* [What is needed] Please substitute "slide" for "screenshot" in the entries below and write them out again with nothing else changed, leaving out the pictures.

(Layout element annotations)
● ● ● ● ●

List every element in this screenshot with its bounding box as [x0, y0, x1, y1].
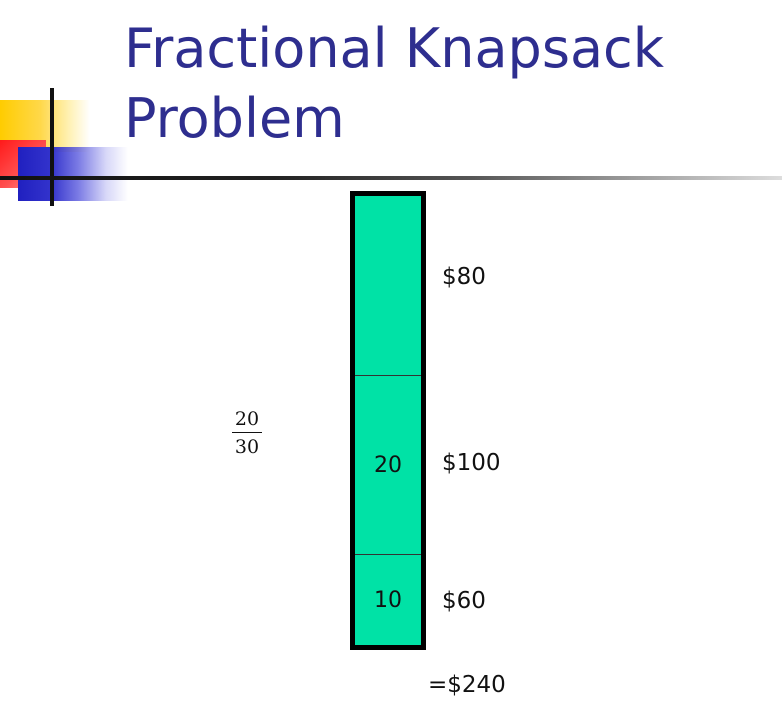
slide-title-line-1: Fractional Knapsack — [124, 17, 664, 80]
knapsack-segment-10: 10 — [355, 555, 421, 645]
slide-title: Fractional Knapsack Problem — [124, 14, 664, 154]
total-value: =$240 — [428, 672, 506, 698]
title-underline — [0, 176, 782, 180]
segment-weight-label: 20 — [374, 452, 402, 478]
fraction-label: 20 30 — [232, 408, 262, 458]
decor-blue-square — [18, 147, 128, 201]
fraction-numerator: 20 — [232, 408, 262, 433]
knapsack-column: 20 10 — [350, 191, 426, 650]
segment-value-80: $80 — [442, 264, 486, 290]
knapsack-segment-fraction — [355, 196, 421, 376]
knapsack-segment-20: 20 — [355, 376, 421, 555]
fraction-denominator: 30 — [234, 436, 260, 458]
segment-weight-label: 10 — [374, 587, 402, 613]
segment-value-60: $60 — [442, 588, 486, 614]
slide-title-line-2: Problem — [124, 87, 345, 150]
decor-vertical-line — [50, 88, 54, 206]
segment-value-100: $100 — [442, 450, 501, 476]
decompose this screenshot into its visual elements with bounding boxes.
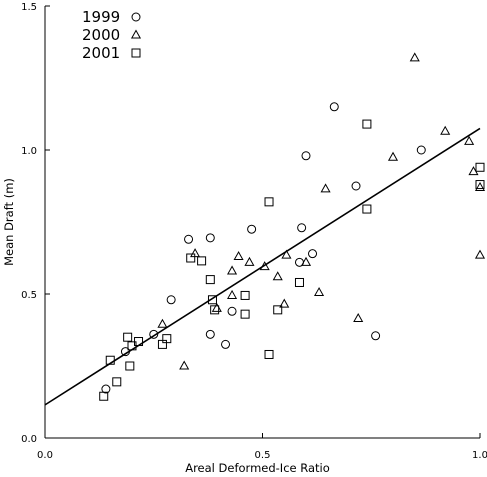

● ● ● ● ●

* [Output for this exercise]
List every element in this slide with its bounding box as [x0, y0, x1, y1].
slide-title-line-1: Fractional Knapsack — [124, 17, 664, 80]
knapsack-segment-10: 10 — [355, 555, 421, 645]
slide-title: Fractional Knapsack Problem — [124, 14, 664, 154]
total-value: =$240 — [428, 672, 506, 698]
title-underline — [0, 176, 782, 180]
segment-weight-label: 20 — [374, 452, 402, 478]
fraction-label: 20 30 — [232, 408, 262, 458]
decor-blue-square — [18, 147, 128, 201]
fraction-numerator: 20 — [232, 408, 262, 433]
knapsack-column: 20 10 — [350, 191, 426, 650]
segment-value-80: $80 — [442, 264, 486, 290]
knapsack-segment-fraction — [355, 196, 421, 376]
knapsack-segment-20: 20 — [355, 376, 421, 555]
fraction-denominator: 30 — [234, 436, 260, 458]
segment-weight-label: 10 — [374, 587, 402, 613]
segment-value-60: $60 — [442, 588, 486, 614]
slide-title-line-2: Problem — [124, 87, 345, 150]
decor-vertical-line — [50, 88, 54, 206]
segment-value-100: $100 — [442, 450, 501, 476]
decompose this slide into its visual elements with bounding boxes.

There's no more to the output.